*WORK TO BE COMPLETED:*
Keep only those lines of the records that include the string "name".

*DATASET ROWS:*
# # # # # # #

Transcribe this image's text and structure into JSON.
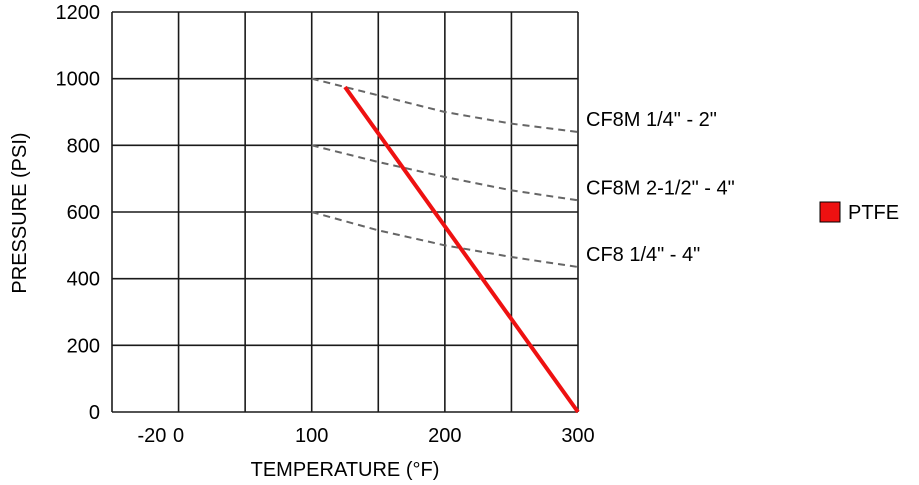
{
  "chart_data": {
    "type": "line",
    "xlabel": "TEMPERATURE (°F)",
    "ylabel": "PRESSURE (PSI)",
    "xlim": [
      -50,
      300
    ],
    "ylim": [
      0,
      1200
    ],
    "x_ticks": [
      {
        "value": -20,
        "label": "-20"
      },
      {
        "value": 0,
        "label": "0"
      },
      {
        "value": 100,
        "label": "100"
      },
      {
        "value": 200,
        "label": "200"
      },
      {
        "value": 300,
        "label": "300"
      }
    ],
    "y_ticks": [
      {
        "value": 0,
        "label": "0"
      },
      {
        "value": 200,
        "label": "200"
      },
      {
        "value": 400,
        "label": "400"
      },
      {
        "value": 600,
        "label": "600"
      },
      {
        "value": 800,
        "label": "800"
      },
      {
        "value": 1000,
        "label": "1000"
      },
      {
        "value": 1200,
        "label": "1200"
      }
    ],
    "grid_x": [
      -50,
      0,
      50,
      100,
      150,
      200,
      250,
      300
    ],
    "grid_y": [
      0,
      200,
      400,
      600,
      800,
      1000,
      1200
    ],
    "grid": true,
    "legend_position": "right",
    "series": [
      {
        "name": "CF8M 1/4\" - 2\"",
        "style": "dashed",
        "color": "#666666",
        "x": [
          100,
          150,
          200,
          250,
          300
        ],
        "y": [
          1000,
          950,
          900,
          865,
          840
        ]
      },
      {
        "name": "CF8M 2-1/2\" - 4\"",
        "style": "dashed",
        "color": "#666666",
        "x": [
          100,
          150,
          200,
          250,
          300
        ],
        "y": [
          800,
          750,
          705,
          665,
          635
        ]
      },
      {
        "name": "CF8 1/4\" - 4\"",
        "style": "dashed",
        "color": "#666666",
        "x": [
          100,
          150,
          200,
          250,
          300
        ],
        "y": [
          600,
          545,
          500,
          465,
          435
        ]
      },
      {
        "name": "PTFE",
        "style": "solid",
        "color": "#ee1111",
        "x": [
          125,
          300
        ],
        "y": [
          975,
          0
        ]
      }
    ],
    "legend": [
      {
        "label": "PTFE",
        "color": "#ee1111"
      }
    ]
  }
}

# # # # # # #

*WRITTEN RESPONSE:*
        "name": "CF8M 1/4\" - 2\"",
        "name": "CF8M 2-1/2\" - 4\"",
        "name": "CF8 1/4\" - 4\"",
        "name": "PTFE",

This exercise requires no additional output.